__TO BE DONE__
From the forum thread on buying a Maxima, extract word for word the stretch from "I'm looking for" through "turbo. Thanks for the help.".

__EXTRACT PROVIDED__
• • • •
# Need advise on Max purchase please



## golfmore (Feb 20, 2004)

I'm looking for a Maxima, 5spd or auto. Want good performance and reliability. Where do I start? I'm notlooking for the fastest on th eplanet. Just good performance and reliability. I am selling my Volvo 850 turbo. Thanks for the help.


----------



## Matt93SE (Sep 17, 2003)

a 92-94 SE 5 spd will be right about the same speed as your 850 turbo.. they run ~15.2 in the 1/4 stock.
with minimal power bolt-ons, I'm running 14.7 in mine...
reliability is hugely determined by the previous owners, as you're looking at a 10 year old car if you stick with the J30 platform (J30 is the chassis code for the 89-94 Maxima)

How much are you looking to spend, and what part of the country are you in? Prices for these cars go WAY up when you get to the NE corner of the country, and same with west coast. they're pretty cheap around OK, KS, MO, TX area.


----------



## golfmore (Feb 20, 2004)

Matt93SE said:



> a 92-94 SE 5 spd will be right about the same speed as your 850 turbo.. they run ~15.2 in the 1/4 stock.
> with minimal power bolt-ons, I'm running 14.7 in mine...
> reliability is hugely determined by the previous owners, as you're looking at a 10 year old car if you stick with the J30 platform (J30 is the chassis code for the 89-94 Maxima)
> 
> How much are you looking to spend, and what part of the country are you in? Prices for these cars go WAY up when you get to the NE corner of the country, and same with west coast. they're pretty cheap around OK, KS, MO, TX area.


I'm in the Denver area. Thanks for the help.


----------



## Matt93SE (Sep 17, 2003)
• • • •
[Element region listings]
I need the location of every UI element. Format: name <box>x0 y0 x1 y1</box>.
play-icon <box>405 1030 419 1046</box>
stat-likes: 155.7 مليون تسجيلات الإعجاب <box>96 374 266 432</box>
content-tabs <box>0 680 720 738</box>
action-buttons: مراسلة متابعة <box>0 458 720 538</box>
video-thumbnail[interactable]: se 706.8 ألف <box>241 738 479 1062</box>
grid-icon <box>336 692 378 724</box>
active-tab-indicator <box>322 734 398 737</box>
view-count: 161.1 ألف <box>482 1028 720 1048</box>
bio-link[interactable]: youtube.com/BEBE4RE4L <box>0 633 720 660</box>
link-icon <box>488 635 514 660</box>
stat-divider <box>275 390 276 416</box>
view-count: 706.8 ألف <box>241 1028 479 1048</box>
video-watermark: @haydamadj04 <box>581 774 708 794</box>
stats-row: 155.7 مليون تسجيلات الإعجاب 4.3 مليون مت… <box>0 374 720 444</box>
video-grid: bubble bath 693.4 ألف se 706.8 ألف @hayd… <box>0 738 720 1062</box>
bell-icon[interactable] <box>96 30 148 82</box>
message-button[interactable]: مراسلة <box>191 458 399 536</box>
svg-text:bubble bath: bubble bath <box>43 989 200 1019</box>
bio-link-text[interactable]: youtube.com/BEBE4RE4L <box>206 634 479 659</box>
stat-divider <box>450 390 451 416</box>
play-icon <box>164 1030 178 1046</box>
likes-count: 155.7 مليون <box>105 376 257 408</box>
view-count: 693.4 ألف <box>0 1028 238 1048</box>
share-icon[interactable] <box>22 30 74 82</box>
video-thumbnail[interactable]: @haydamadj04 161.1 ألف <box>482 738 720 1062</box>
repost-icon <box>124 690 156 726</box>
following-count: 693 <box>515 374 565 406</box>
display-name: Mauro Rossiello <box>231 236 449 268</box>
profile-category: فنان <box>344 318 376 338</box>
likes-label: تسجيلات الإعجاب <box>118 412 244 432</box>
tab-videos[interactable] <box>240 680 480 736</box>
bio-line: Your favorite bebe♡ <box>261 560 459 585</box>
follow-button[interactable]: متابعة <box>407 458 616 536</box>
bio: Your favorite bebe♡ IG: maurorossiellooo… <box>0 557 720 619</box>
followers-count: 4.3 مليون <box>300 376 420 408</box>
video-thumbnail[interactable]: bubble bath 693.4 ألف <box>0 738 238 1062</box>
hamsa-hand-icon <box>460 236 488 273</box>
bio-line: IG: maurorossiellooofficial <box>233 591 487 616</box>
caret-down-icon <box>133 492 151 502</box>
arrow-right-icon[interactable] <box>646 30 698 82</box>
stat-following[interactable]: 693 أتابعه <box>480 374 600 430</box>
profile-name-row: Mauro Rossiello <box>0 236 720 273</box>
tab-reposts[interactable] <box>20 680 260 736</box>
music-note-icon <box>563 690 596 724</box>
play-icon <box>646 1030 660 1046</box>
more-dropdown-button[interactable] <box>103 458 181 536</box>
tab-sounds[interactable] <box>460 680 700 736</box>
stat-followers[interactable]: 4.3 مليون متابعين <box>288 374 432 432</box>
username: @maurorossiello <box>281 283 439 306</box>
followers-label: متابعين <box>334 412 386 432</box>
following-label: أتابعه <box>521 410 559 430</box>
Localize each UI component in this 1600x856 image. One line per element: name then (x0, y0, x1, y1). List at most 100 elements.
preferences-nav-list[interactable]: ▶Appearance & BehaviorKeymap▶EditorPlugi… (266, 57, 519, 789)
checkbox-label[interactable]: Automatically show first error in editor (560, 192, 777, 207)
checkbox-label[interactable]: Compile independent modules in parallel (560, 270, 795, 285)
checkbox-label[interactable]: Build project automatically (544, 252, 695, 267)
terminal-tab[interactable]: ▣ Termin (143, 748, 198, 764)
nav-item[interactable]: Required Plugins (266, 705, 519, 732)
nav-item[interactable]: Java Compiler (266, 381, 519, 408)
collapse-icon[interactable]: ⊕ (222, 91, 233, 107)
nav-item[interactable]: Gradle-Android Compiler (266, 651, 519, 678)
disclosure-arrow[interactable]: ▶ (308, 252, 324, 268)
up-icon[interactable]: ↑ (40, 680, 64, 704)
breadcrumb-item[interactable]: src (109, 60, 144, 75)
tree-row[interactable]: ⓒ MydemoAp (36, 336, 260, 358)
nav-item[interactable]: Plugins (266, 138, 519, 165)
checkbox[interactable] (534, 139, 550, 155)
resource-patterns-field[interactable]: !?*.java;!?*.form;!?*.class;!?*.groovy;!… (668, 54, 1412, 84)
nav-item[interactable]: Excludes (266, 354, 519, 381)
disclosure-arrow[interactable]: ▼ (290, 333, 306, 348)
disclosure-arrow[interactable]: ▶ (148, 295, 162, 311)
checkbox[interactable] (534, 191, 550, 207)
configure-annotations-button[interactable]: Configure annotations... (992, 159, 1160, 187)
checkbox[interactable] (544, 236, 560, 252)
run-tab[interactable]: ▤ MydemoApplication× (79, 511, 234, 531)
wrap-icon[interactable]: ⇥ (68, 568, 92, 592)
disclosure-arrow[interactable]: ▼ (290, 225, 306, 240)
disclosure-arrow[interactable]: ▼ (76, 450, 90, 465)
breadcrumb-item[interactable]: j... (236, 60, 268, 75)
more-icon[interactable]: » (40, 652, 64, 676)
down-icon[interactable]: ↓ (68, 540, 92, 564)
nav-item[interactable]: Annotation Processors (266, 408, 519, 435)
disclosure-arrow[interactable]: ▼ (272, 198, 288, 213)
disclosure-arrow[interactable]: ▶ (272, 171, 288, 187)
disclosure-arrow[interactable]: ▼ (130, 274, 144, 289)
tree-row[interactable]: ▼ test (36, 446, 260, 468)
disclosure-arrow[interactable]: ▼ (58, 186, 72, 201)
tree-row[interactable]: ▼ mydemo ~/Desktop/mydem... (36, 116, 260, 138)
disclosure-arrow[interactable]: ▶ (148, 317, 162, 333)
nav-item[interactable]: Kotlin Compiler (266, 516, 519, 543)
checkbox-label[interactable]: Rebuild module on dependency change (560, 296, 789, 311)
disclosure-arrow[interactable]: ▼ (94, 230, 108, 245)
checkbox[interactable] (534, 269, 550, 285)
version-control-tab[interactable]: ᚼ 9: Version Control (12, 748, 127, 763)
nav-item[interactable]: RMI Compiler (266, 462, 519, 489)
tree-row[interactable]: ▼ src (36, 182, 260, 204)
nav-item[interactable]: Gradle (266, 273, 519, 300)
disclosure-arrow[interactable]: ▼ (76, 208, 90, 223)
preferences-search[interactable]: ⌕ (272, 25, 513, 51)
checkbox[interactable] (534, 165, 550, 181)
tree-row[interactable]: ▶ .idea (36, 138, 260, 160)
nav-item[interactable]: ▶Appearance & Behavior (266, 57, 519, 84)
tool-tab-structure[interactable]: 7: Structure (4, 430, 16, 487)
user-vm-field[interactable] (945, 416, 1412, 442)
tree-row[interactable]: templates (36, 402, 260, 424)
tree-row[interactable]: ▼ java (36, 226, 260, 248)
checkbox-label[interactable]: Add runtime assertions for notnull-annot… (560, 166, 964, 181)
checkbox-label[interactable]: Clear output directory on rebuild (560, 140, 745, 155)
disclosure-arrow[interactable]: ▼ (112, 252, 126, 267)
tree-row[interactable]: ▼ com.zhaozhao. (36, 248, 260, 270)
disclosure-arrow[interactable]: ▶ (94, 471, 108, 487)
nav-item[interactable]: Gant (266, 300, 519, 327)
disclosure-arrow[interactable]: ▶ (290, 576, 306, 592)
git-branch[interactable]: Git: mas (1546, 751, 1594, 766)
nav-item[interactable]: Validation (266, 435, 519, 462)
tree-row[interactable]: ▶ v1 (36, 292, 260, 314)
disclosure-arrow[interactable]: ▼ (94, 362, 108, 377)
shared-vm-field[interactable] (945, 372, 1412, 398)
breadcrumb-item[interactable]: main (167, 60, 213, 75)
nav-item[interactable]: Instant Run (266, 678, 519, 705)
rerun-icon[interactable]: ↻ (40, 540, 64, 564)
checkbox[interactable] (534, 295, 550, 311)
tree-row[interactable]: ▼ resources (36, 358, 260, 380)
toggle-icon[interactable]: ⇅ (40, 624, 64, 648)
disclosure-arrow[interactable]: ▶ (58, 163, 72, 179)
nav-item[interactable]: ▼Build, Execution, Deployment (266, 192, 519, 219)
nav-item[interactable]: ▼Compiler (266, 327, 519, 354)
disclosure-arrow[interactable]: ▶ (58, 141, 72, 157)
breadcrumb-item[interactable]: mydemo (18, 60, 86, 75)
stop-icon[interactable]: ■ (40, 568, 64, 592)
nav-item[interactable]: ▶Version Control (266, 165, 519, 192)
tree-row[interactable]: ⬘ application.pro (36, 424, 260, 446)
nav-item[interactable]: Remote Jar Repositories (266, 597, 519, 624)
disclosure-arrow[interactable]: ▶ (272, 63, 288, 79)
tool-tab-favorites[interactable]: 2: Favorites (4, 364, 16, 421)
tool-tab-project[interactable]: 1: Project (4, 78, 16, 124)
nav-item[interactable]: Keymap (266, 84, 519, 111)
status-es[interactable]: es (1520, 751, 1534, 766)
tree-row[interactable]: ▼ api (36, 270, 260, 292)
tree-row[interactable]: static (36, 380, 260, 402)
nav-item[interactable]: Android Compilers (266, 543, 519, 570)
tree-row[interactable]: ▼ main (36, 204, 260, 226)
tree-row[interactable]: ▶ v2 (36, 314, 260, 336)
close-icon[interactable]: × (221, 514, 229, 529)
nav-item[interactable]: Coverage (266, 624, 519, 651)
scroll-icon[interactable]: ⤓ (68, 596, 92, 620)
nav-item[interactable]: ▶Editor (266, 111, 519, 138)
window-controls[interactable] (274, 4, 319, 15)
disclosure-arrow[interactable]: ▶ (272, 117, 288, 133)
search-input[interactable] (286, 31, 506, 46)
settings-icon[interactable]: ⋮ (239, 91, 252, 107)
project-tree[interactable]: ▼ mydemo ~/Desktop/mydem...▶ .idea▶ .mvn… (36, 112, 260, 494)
• • • •
__WRITTEN SOLUTION__
I'm looking for a Maxima, 5spd or auto. Want good performance and reliability. Where do I start? I'm notlooking for the fastest on th eplanet. Just good performance and reliability. I am selling my Volvo 850 turbo. Thanks for the help.